Task statement -> Return each line holding the string "inmediato".

Data shown ->
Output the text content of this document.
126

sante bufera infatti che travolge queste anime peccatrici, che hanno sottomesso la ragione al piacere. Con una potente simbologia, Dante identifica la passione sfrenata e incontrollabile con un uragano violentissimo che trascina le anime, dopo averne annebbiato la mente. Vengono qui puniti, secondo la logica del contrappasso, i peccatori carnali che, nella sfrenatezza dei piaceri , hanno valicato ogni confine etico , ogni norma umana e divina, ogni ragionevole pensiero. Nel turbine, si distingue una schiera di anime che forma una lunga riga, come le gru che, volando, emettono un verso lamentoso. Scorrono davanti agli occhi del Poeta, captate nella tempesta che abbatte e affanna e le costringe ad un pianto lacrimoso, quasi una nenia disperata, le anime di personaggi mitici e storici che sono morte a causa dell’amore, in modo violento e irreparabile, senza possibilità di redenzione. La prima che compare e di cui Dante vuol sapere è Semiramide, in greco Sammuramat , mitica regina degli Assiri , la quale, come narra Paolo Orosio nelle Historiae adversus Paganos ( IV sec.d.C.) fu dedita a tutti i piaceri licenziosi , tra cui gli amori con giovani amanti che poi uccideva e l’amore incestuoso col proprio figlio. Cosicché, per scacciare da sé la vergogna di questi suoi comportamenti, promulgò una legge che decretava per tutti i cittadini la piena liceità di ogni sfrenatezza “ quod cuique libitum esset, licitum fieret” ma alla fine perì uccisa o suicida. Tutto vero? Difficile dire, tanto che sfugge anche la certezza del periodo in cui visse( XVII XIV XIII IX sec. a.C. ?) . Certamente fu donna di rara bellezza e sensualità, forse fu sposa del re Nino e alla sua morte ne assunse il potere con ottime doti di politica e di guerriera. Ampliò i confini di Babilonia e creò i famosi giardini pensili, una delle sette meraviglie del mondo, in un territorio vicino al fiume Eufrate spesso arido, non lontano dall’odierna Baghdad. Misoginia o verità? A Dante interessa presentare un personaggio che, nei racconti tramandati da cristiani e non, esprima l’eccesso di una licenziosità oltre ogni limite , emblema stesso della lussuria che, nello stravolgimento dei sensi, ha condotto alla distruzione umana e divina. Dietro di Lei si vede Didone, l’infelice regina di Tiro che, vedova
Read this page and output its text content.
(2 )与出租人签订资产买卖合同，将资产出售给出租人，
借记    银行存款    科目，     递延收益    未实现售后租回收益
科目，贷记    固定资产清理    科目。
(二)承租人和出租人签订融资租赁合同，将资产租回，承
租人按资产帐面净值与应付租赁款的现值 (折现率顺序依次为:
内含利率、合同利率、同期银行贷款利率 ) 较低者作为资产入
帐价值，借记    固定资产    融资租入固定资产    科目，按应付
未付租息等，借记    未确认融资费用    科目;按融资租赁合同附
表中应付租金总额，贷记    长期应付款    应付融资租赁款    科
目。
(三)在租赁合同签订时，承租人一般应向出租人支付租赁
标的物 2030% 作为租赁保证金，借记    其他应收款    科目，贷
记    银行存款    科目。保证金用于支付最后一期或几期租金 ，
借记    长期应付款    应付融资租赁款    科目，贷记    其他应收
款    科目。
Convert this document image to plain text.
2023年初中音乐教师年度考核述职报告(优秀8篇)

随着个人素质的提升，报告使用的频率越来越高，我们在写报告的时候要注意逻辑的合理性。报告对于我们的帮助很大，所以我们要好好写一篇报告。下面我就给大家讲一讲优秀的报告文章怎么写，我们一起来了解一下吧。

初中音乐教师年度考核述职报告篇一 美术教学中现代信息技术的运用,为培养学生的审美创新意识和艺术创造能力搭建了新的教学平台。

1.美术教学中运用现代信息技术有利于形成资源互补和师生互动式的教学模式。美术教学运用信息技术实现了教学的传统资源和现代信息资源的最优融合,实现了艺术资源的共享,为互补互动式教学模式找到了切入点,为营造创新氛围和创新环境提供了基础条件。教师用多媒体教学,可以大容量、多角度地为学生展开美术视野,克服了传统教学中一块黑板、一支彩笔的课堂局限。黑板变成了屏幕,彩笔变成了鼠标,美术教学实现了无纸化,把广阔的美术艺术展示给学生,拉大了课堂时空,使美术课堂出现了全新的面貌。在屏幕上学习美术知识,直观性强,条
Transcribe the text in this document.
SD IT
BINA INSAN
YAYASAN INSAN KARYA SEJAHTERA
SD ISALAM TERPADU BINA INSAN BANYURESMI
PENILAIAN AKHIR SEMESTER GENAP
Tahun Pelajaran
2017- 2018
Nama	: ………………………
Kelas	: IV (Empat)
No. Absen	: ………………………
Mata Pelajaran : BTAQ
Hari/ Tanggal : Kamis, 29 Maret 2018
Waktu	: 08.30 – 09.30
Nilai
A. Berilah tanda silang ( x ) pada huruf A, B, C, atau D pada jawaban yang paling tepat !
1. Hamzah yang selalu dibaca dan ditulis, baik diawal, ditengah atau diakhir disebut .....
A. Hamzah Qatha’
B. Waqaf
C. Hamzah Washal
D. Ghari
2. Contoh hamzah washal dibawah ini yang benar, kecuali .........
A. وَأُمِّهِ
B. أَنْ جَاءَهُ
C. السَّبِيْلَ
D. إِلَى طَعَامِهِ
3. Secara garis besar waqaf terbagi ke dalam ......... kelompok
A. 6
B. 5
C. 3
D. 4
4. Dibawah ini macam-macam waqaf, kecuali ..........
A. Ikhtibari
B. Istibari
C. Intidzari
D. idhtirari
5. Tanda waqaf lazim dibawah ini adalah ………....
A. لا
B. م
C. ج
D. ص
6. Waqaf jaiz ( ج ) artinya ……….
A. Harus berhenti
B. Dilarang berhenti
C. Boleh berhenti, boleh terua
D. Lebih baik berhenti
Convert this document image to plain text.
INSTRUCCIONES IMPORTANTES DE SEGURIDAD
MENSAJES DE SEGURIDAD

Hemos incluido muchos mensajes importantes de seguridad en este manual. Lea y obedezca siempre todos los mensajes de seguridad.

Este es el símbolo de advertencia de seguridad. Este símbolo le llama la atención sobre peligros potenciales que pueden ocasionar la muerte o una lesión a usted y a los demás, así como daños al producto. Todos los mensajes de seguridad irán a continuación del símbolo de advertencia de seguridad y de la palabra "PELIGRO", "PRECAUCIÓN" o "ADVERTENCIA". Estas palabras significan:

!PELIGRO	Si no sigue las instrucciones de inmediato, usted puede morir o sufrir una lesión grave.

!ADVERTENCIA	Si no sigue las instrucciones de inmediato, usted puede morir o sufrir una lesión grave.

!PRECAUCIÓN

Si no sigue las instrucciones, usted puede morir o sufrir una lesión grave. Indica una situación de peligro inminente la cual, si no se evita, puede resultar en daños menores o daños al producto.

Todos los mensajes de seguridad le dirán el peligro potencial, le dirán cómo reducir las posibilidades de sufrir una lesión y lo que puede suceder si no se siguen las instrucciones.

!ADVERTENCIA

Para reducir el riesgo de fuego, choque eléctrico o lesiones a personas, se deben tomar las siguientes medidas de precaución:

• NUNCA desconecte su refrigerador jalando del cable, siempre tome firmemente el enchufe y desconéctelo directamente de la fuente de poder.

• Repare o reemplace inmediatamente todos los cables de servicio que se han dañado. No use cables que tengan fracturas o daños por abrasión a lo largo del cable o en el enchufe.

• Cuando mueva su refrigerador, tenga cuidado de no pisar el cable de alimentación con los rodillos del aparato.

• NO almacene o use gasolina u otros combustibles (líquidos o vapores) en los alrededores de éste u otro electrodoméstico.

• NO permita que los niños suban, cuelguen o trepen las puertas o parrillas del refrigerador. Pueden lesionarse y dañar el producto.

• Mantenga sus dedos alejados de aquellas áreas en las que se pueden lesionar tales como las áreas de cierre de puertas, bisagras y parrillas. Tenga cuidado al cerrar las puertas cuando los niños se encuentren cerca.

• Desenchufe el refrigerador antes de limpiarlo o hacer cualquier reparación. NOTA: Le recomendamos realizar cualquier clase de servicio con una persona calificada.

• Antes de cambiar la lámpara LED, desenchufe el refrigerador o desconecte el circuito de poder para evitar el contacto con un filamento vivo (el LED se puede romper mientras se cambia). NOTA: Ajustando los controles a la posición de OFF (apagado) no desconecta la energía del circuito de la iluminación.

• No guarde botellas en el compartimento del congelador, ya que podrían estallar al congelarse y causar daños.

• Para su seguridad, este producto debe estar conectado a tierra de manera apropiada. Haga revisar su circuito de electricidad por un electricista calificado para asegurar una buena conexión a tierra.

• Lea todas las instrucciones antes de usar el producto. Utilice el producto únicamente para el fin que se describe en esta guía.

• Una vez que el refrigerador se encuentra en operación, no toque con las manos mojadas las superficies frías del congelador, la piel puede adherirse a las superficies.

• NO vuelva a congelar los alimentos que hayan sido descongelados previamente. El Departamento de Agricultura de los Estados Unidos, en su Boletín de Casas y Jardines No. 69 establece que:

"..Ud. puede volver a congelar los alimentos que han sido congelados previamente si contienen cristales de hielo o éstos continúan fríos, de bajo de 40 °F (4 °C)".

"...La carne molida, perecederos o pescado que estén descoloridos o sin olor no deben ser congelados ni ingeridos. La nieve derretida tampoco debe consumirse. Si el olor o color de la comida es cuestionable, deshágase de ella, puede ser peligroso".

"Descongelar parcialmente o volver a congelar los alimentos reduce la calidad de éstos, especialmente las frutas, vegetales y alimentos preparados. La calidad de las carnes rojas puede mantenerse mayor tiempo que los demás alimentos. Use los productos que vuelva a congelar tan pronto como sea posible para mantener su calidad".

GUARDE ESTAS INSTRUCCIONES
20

Reply ->
!PELIGRO	Si no sigue las instrucciones de inmediato, usted puede morir o sufrir una lesión grave.
!ADVERTENCIA	Si no sigue las instrucciones de inmediato, usted puede morir o sufrir una lesión grave.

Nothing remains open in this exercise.